**PASSAGE SHOWN:**
───
Key ideas from calculus

Fundamentals of Data Science

Author

Jeremy Teitelbaum

import numpy as np
import matplotlib.pyplot as plt
plt.style.use('seaborn-v0_8-dark')

Key ideas from calculus

Why Calculus in data science?

The central application of calculus in data science is in the problem of “optimization.” ML algorithms generally ask for the “best fit” of something, and the “best fit” usually means finding the parameters where a measure of error, a loss function, is as small as possible.

(Differential) calculus is the most powerful tool we have for finding the minimal (or maximum) values of functions.

Calculus also plays a key role in Probability and Statistics, because questions about probability in continuous settings relies on the idea of an integral.

One-variable differential calculus

Simple function with one input variable and one output variable
Derivative measures rate of change of output with respect to input
Famous formula: given a function \(f:\mathbf{R}\to\mathbf{R}\), the derivative is defined by \[ f'(x) = \lim_{h\to 0}\frac{f(x+h)-f(x)}{h} \]

Interpretations of the derivative

“Slope of the curve”
───
**WHAT THIS EXERCISE ASKS:**
(A) From the calculus notes, print the passage starting with "The central application" and going on through "of an integral.".
(B) According to the calculus notes, what does the derivative measure?
───
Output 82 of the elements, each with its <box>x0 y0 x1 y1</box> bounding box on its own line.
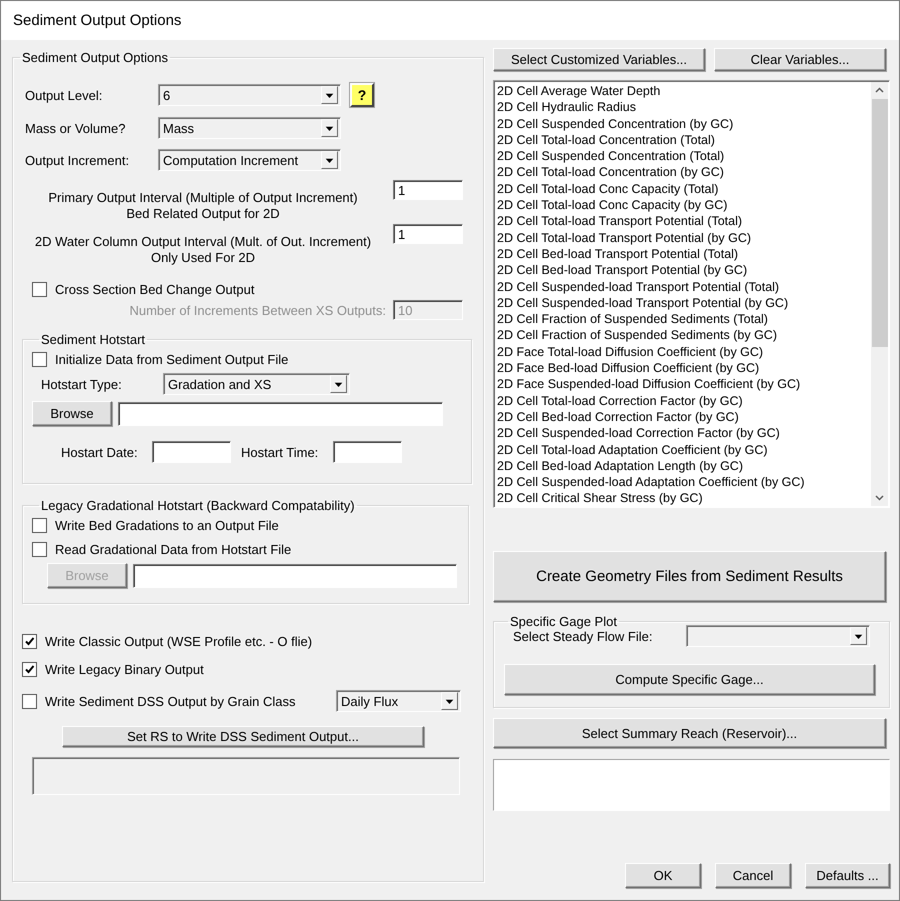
list-item[interactable]: 2D Cell Total-load Concentration (Total) <box>497 132 871 148</box>
list-item[interactable]: 2D Cell Hydraulic Radius <box>497 99 871 116</box>
checkbox-label: Initialize Data from Sediment Output File <box>55 352 288 367</box>
list-item[interactable]: 2D Face Suspended-load Diffusion Coefficient (by GC) <box>497 376 871 393</box>
list-item[interactable]: 2D Cell Total-load Correction Factor (by GC) <box>497 392 871 409</box>
compute-button[interactable]: Compute Specific Gage... <box>504 664 875 695</box>
date-field[interactable] <box>152 441 231 463</box>
checkbox-label: Write Sediment DSS Output by Grain Class <box>45 694 296 708</box>
dropdown[interactable]: Mass <box>158 117 341 139</box>
set-rs-button[interactable]: Set RS to Write DSS Sediment Output... <box>62 726 424 747</box>
browse-button[interactable]: Browse <box>32 401 112 426</box>
group-title: Sediment Output Options <box>21 50 169 65</box>
variables-button[interactable]: Select Customized Variables... <box>493 48 705 71</box>
group-title: Specific Gage Plot <box>509 614 618 629</box>
dropdown[interactable]: Computation Increment <box>158 149 341 171</box>
field-label: Bed Related Output for 2D <box>126 206 280 222</box>
checkbox[interactable] <box>22 694 37 708</box>
checkbox[interactable] <box>32 352 47 367</box>
time-field[interactable] <box>333 441 402 463</box>
checkbox[interactable] <box>32 542 47 557</box>
list-item[interactable]: 2D Cell Suspended-load Transport Potential (Total) <box>497 278 871 295</box>
list-item[interactable]: 2D Cell Total-load Concentration (by GC) <box>497 164 871 181</box>
list-item[interactable]: 2D Cell Fraction of Suspended Sediments (Total) <box>497 311 871 328</box>
field-label: Only Used For 2D <box>150 250 256 266</box>
variables-button[interactable]: Clear Variables... <box>714 48 886 71</box>
field-label: Select Steady Flow File: <box>513 628 654 644</box>
field-label: Output Level: <box>25 88 104 102</box>
list-item[interactable]: 2D Cell Total-load Transport Potential (by GC) <box>497 230 871 246</box>
checkbox-label: Cross Section Bed Change Output <box>55 282 254 297</box>
field-label: Mass or Volume? <box>25 120 126 136</box>
checkbox-label: Write Bed Gradations to an Output File <box>55 518 279 533</box>
create-geometry-button[interactable]: Create Geometry Files from Sediment Results <box>493 551 886 602</box>
list-item[interactable]: 2D Cell Total-load Conc Capacity (by GC) <box>497 197 871 214</box>
dropdown[interactable]: Daily Flux <box>336 690 461 712</box>
list-item[interactable]: 2D Face Bed-load Diffusion Coefficient (by GC) <box>497 360 871 376</box>
checkbox[interactable] <box>22 634 37 649</box>
checkbox-label: Read Gradational Data from Hotstart File <box>55 542 292 557</box>
field-label: Hostart Time: <box>241 444 320 460</box>
list-item[interactable]: 2D Cell Suspended-load Correction Factor (by GC) <box>497 425 871 442</box>
group-title: Sediment Hotstart <box>40 332 146 347</box>
list-item[interactable]: 2D Cell Critical Shear Stress (by GC) <box>497 490 871 507</box>
list-item[interactable]: 2D Cell Suspended Concentration (Total) <box>497 148 871 164</box>
list-item[interactable]: 2D Cell Bed-load Transport Potential (Total) <box>497 246 871 262</box>
list-item[interactable]: 2D Face Total-load Diffusion Coefficient (by GC) <box>497 344 871 360</box>
list-item[interactable]: 2D Cell Total-load Conc Capacity (Total) <box>497 180 871 198</box>
list-item[interactable]: 2D Cell Suspended-load Transport Potential (by GC) <box>497 294 871 312</box>
window-title: Sediment Output Options <box>13 12 182 29</box>
group-title: Legacy Gradational Hotstart (Backward Compatability) <box>40 498 356 513</box>
checkbox[interactable] <box>32 282 47 297</box>
list-item[interactable]: 2D Cell Average Water Depth <box>497 83 871 100</box>
list-item[interactable]: 2D Cell Suspended-load Adaptation Coefficient (by GC) <box>497 474 871 490</box>
field-label: Hostart Date: <box>61 444 139 460</box>
scroll-thumb[interactable] <box>872 99 888 347</box>
dialog-button[interactable]: OK <box>625 863 701 888</box>
checkbox[interactable] <box>32 518 47 533</box>
list-item[interactable]: 2D Cell Total-load Adaptation Coefficient (by GC) <box>497 442 871 458</box>
dialog-button[interactable]: Cancel <box>715 863 791 888</box>
input-field[interactable]: 1 <box>393 224 463 244</box>
dropdown[interactable]: Gradation and XS <box>163 373 350 395</box>
checkbox[interactable] <box>22 662 37 677</box>
field-label: Hotstart Type: <box>40 376 123 392</box>
list-item[interactable]: 2D Cell Fraction of Suspended Sediments (by GC) <box>497 327 871 344</box>
list-item[interactable]: 2D Cell Total-load Transport Potential (Total) <box>497 213 871 230</box>
field-label: Output Increment: <box>25 152 130 168</box>
file-path-field[interactable] <box>133 564 457 588</box>
list-item[interactable]: 2D Cell Bed-load Correction Factor (by GC) <box>497 408 871 426</box>
dialog-button[interactable]: Defaults ... <box>805 863 890 888</box>
field-label: Primary Output Interval (Multiple of Output Increment) <box>48 190 358 206</box>
summary-reach-button[interactable]: Select Summary Reach (Reservoir)... <box>493 718 886 748</box>
field-label: 2D Water Column Output Interval (Mult. of Out. Increment) <box>34 234 372 250</box>
dropdown[interactable]: 6 <box>158 84 341 106</box>
file-path-field[interactable] <box>118 402 443 426</box>
scrollbar[interactable] <box>871 82 888 506</box>
help-button[interactable]: ? <box>350 83 374 107</box>
list-item[interactable]: 2D Cell Bed-load Transport Potential (by GC) <box>497 262 871 279</box>
list-item[interactable]: 2D Cell Suspended Concentration (by GC) <box>497 116 871 132</box>
checkbox-label: Write Legacy Binary Output <box>45 662 204 677</box>
input-field[interactable]: 1 <box>393 180 463 200</box>
list-item[interactable]: 2D Cell Bed-load Adaptation Length (by GC) <box>497 458 871 474</box>
dropdown[interactable] <box>686 625 870 647</box>
checkbox-label: Write Classic Output (WSE Profile etc. - O flie) <box>45 634 312 649</box>
field-label: Number of Increments Between XS Outputs: <box>128 302 387 318</box>
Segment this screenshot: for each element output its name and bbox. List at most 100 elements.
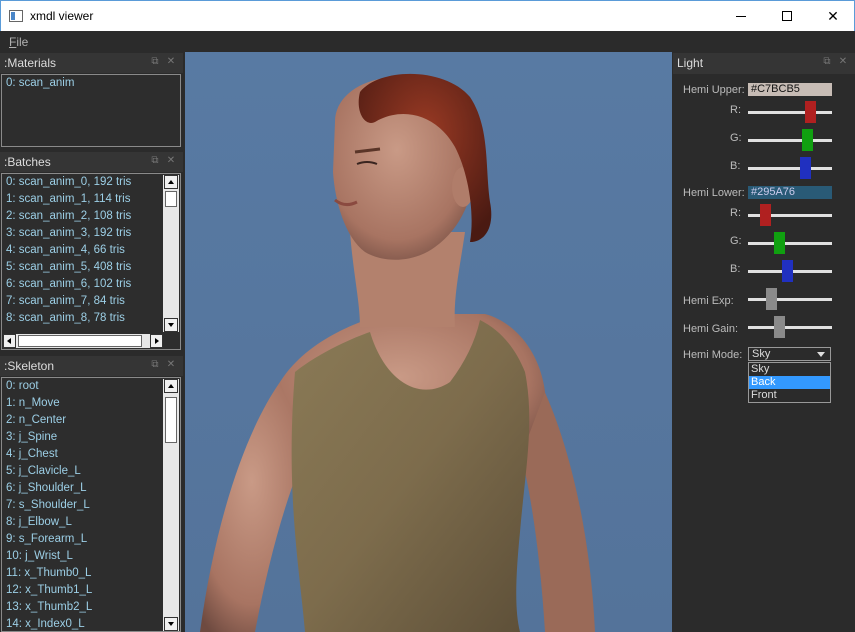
bone-item[interactable]: 3: j_Spine [2,429,180,446]
close-icon[interactable]: ✕ [165,155,177,167]
slider-handle[interactable] [774,232,785,254]
character-model-render [185,52,672,632]
bone-item[interactable]: 10: j_Wrist_L [2,548,180,565]
bone-item[interactable]: 11: x_Thumb0_L [2,565,180,582]
batch-item[interactable]: 3: scan_anim_3, 192 tris [2,225,180,242]
hemi-lower-color-field[interactable]: #295A76 [748,186,832,199]
materials-list[interactable]: 0: scan_anim [1,74,181,147]
batch-item[interactable]: 6: scan_anim_6, 102 tris [2,276,180,293]
3d-viewport[interactable] [185,52,672,632]
chevron-down-icon [817,352,825,357]
hemi-mode-option[interactable]: Back [749,376,830,389]
upper-g-slider[interactable] [748,129,832,151]
batch-item[interactable]: 8: scan_anim_8, 78 tris [2,310,180,327]
scroll-thumb[interactable] [18,335,142,347]
hemi-lower-label: Hemi Lower: [683,187,745,199]
close-icon[interactable]: ✕ [165,56,177,68]
slider-track [748,326,832,329]
close-icon[interactable]: ✕ [837,56,849,68]
upper-r-slider[interactable] [748,101,832,123]
minimize-button[interactable] [718,1,764,31]
upper-b-slider[interactable] [748,157,832,179]
batches-panel-title: :Batches ⧉ ✕ [0,152,183,172]
scroll-right-icon[interactable] [150,334,163,348]
bone-item[interactable]: 8: j_Elbow_L [2,514,180,531]
bone-item[interactable]: 12: x_Thumb1_L [2,582,180,599]
batch-item[interactable]: 4: scan_anim_4, 66 tris [2,242,180,259]
skeleton-vscrollbar[interactable] [163,379,179,631]
hemi-gain-slider[interactable] [748,316,832,338]
batches-vscrollbar[interactable] [163,175,179,332]
slider-handle[interactable] [760,204,771,226]
scroll-up-icon[interactable] [164,175,178,189]
batch-item[interactable]: 7: scan_anim_7, 84 tris [2,293,180,310]
slider-track [748,111,832,114]
scroll-down-icon[interactable] [164,318,178,332]
bone-item[interactable]: 9: s_Forearm_L [2,531,180,548]
slider-handle[interactable] [766,288,777,310]
window-title: xmdl viewer [30,9,94,23]
hemi-mode-option[interactable]: Sky [749,363,830,376]
minimize-icon [736,15,746,17]
lower-r-label: R: [730,207,741,219]
maximize-icon [782,11,792,21]
batches-hscrollbar[interactable] [3,334,163,348]
bone-item[interactable]: 4: j_Chest [2,446,180,463]
hemi-exp-slider[interactable] [748,288,832,310]
hemi-mode-dropdown[interactable]: Sky [748,347,831,361]
upper-r-label: R: [730,104,741,116]
float-icon[interactable]: ⧉ [149,155,161,167]
batch-item[interactable]: 2: scan_anim_2, 108 tris [2,208,180,225]
float-icon[interactable]: ⧉ [149,56,161,68]
hemi-exp-label: Hemi Exp: [683,295,734,307]
batch-item[interactable]: 0: scan_anim_0, 192 tris [2,174,180,191]
materials-panel-title: :Materials ⧉ ✕ [0,53,183,73]
hemi-upper-label: Hemi Upper: [683,84,745,96]
bone-item[interactable]: 14: x_Index0_L [2,616,180,631]
skeleton-list[interactable]: 0: root 1: n_Move 2: n_Center 3: j_Spine 4: … [1,377,181,632]
batches-list[interactable]: 0: scan_anim_0, 192 tris 1: scan_anim_1, … [1,173,181,350]
skeleton-panel: :Skeleton ⧉ ✕ 0: root 1: n_Move 2: n_Cente… [0,356,183,632]
bone-item[interactable]: 7: s_Shoulder_L [2,497,180,514]
lower-b-label: B: [730,263,741,275]
bone-item[interactable]: 2: n_Center [2,412,180,429]
title-bar: xmdl viewer ✕ [0,0,855,31]
slider-handle[interactable] [774,316,785,338]
slider-handle[interactable] [805,101,816,123]
bone-item[interactable]: 0: root [2,378,180,395]
menu-file[interactable]: File [9,35,28,49]
scroll-down-icon[interactable] [164,617,178,631]
hemi-upper-color-field[interactable]: #C7BCB5 [748,83,832,96]
lower-g-label: G: [730,235,742,247]
lower-r-slider[interactable] [748,204,832,226]
close-icon[interactable]: ✕ [165,359,177,371]
float-icon[interactable]: ⧉ [821,56,833,68]
lower-b-slider[interactable] [748,260,832,282]
hemi-mode-option[interactable]: Front [749,389,830,402]
material-item[interactable]: 0: scan_anim [2,75,180,92]
upper-g-label: G: [730,132,742,144]
scroll-left-icon[interactable] [3,334,16,348]
float-icon[interactable]: ⧉ [149,359,161,371]
close-button[interactable]: ✕ [810,1,855,31]
skeleton-panel-title: :Skeleton ⧉ ✕ [0,356,183,376]
bone-item[interactable]: 5: j_Clavicle_L [2,463,180,480]
scroll-up-icon[interactable] [164,379,178,393]
slider-track [748,139,832,142]
lower-g-slider[interactable] [748,232,832,254]
slider-handle[interactable] [782,260,793,282]
scroll-thumb[interactable] [165,397,177,443]
hemi-mode-label: Hemi Mode: [683,349,743,361]
hemi-mode-selected: Sky [752,348,771,360]
bone-item[interactable]: 6: j_Shoulder_L [2,480,180,497]
slider-handle[interactable] [802,129,813,151]
batch-item[interactable]: 1: scan_anim_1, 114 tris [2,191,180,208]
slider-handle[interactable] [800,157,811,179]
bone-item[interactable]: 1: n_Move [2,395,180,412]
maximize-button[interactable] [764,1,810,31]
batch-item[interactable]: 5: scan_anim_5, 408 tris [2,259,180,276]
bone-item[interactable]: 13: x_Thumb2_L [2,599,180,616]
scroll-thumb[interactable] [165,191,177,207]
slider-track [748,298,832,301]
slider-track [748,167,832,170]
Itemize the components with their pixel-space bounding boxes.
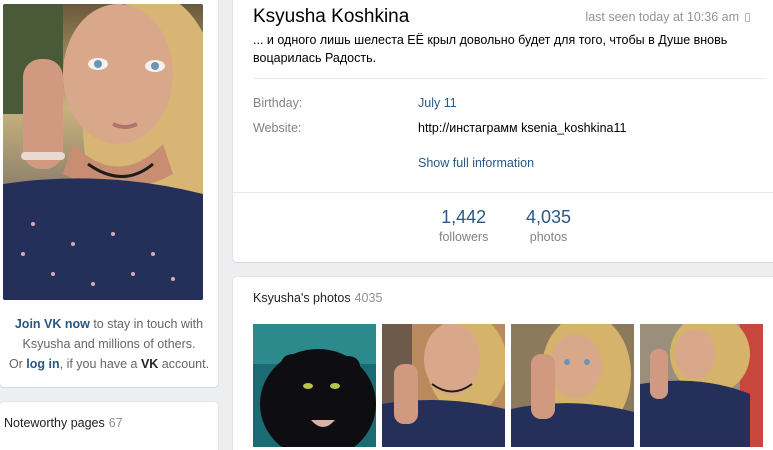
───
**RESULTS OF THE TASKS:**
(A)
The central application of calculus in data science is in the problem of “optimization.” ML algorithms generally ask for the “best fit” of something, and the “best fit” usually means finding the parameters where a measure of error, a loss function, is as small as possible.

(Differential) calculus is the most powerful tool we have for finding the minimal (or maximum) values of functions.

Calculus also plays a key role in Probability and Statistics, because questions about probability in continuous settings relies on the idea of an integral.

(B) The rate of change of output with respect to input.